**Records for the task**
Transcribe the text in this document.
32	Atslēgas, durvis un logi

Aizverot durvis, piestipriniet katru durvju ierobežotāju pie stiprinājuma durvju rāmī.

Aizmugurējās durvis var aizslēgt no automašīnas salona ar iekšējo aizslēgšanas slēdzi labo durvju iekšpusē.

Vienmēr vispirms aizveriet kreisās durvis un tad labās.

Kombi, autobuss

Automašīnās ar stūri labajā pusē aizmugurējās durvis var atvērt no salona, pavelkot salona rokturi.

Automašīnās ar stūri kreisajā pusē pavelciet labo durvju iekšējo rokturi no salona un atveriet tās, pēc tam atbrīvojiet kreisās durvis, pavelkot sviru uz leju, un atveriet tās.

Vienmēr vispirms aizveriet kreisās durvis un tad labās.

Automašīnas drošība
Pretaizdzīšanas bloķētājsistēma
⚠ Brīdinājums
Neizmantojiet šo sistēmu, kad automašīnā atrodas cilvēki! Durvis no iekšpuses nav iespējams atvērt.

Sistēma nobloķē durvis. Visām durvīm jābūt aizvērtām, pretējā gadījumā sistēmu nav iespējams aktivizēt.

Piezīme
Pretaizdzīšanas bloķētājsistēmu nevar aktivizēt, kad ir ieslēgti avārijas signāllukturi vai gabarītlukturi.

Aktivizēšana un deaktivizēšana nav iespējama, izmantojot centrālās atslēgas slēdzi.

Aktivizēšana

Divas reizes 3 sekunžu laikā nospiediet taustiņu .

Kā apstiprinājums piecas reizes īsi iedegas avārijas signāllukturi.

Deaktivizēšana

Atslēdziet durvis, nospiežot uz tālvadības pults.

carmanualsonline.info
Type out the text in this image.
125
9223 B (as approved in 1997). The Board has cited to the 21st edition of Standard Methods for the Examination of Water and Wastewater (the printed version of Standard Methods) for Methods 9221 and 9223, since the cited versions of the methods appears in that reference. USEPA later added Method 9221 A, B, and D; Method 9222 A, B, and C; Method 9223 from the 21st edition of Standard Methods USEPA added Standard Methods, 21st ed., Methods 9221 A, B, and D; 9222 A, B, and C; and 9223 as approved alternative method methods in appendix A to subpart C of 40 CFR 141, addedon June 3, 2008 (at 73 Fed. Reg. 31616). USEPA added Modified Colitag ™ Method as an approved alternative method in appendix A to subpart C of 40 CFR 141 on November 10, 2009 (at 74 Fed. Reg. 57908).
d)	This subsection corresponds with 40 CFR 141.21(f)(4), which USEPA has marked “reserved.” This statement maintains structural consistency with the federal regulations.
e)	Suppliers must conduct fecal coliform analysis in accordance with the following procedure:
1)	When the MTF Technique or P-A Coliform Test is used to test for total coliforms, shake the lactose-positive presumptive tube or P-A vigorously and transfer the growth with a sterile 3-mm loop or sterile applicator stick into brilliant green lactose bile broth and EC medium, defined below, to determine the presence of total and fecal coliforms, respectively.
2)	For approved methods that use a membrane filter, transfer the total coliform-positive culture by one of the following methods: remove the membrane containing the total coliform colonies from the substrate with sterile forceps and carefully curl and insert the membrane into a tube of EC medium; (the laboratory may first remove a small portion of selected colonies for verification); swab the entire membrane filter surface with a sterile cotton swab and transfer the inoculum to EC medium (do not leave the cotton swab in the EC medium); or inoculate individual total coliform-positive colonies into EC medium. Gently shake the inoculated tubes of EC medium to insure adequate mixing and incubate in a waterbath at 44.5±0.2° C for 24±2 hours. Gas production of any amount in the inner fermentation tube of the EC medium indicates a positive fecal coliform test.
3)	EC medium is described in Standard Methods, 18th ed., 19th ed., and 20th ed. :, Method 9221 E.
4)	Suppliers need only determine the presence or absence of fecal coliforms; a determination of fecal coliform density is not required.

**Exercise instructions**
Please give back all of the records exactly as written.

**Output of the task**
Transcribe the text in this document.
32	Atslēgas, durvis un logi

Aizverot durvis, piestipriniet katru durvju ierobežotāju pie stiprinājuma durvju rāmī.

Aizmugurējās durvis var aizslēgt no automašīnas salona ar iekšējo aizslēgšanas slēdzi labo durvju iekšpusē.

Vienmēr vispirms aizveriet kreisās durvis un tad labās.

Kombi, autobuss

Automašīnās ar stūri labajā pusē aizmugurējās durvis var atvērt no salona, pavelkot salona rokturi.

Automašīnās ar stūri kreisajā pusē pavelciet labo durvju iekšējo rokturi no salona un atveriet tās, pēc tam atbrīvojiet kreisās durvis, pavelkot sviru uz leju, un atveriet tās.

Vienmēr vispirms aizveriet kreisās durvis un tad labās.

Automašīnas drošība
Pretaizdzīšanas bloķētājsistēma
⚠ Brīdinājums
Neizmantojiet šo sistēmu, kad automašīnā atrodas cilvēki! Durvis no iekšpuses nav iespējams atvērt.

Sistēma nobloķē durvis. Visām durvīm jābūt aizvērtām, pretējā gadījumā sistēmu nav iespējams aktivizēt.

Piezīme
Pretaizdzīšanas bloķētājsistēmu nevar aktivizēt, kad ir ieslēgti avārijas signāllukturi vai gabarītlukturi.

Aktivizēšana un deaktivizēšana nav iespējama, izmantojot centrālās atslēgas slēdzi.

Aktivizēšana

Divas reizes 3 sekunžu laikā nospiediet taustiņu .

Kā apstiprinājums piecas reizes īsi iedegas avārijas signāllukturi.

Deaktivizēšana

Atslēdziet durvis, nospiežot uz tālvadības pults.

carmanualsonline.info
Type out the text in this image.
125
9223 B (as approved in 1997). The Board has cited to the 21st edition of Standard Methods for the Examination of Water and Wastewater (the printed version of Standard Methods) for Methods 9221 and 9223, since the cited versions of the methods appears in that reference. USEPA later added Method 9221 A, B, and D; Method 9222 A, B, and C; Method 9223 from the 21st edition of Standard Methods USEPA added Standard Methods, 21st ed., Methods 9221 A, B, and D; 9222 A, B, and C; and 9223 as approved alternative method methods in appendix A to subpart C of 40 CFR 141, addedon June 3, 2008 (at 73 Fed. Reg. 31616). USEPA added Modified Colitag ™ Method as an approved alternative method in appendix A to subpart C of 40 CFR 141 on November 10, 2009 (at 74 Fed. Reg. 57908).
d)	This subsection corresponds with 40 CFR 141.21(f)(4), which USEPA has marked “reserved.” This statement maintains structural consistency with the federal regulations.
e)	Suppliers must conduct fecal coliform analysis in accordance with the following procedure:
1)	When the MTF Technique or P-A Coliform Test is used to test for total coliforms, shake the lactose-positive presumptive tube or P-A vigorously and transfer the growth with a sterile 3-mm loop or sterile applicator stick into brilliant green lactose bile broth and EC medium, defined below, to determine the presence of total and fecal coliforms, respectively.
2)	For approved methods that use a membrane filter, transfer the total coliform-positive culture by one of the following methods: remove the membrane containing the total coliform colonies from the substrate with sterile forceps and carefully curl and insert the membrane into a tube of EC medium; (the laboratory may first remove a small portion of selected colonies for verification); swab the entire membrane filter surface with a sterile cotton swab and transfer the inoculum to EC medium (do not leave the cotton swab in the EC medium); or inoculate individual total coliform-positive colonies into EC medium. Gently shake the inoculated tubes of EC medium to insure adequate mixing and incubate in a waterbath at 44.5±0.2° C for 24±2 hours. Gas production of any amount in the inner fermentation tube of the EC medium indicates a positive fecal coliform test.
3)	EC medium is described in Standard Methods, 18th ed., 19th ed., and 20th ed. :, Method 9221 E.
4)	Suppliers need only determine the presence or absence of fecal coliforms; a determination of fecal coliform density is not required.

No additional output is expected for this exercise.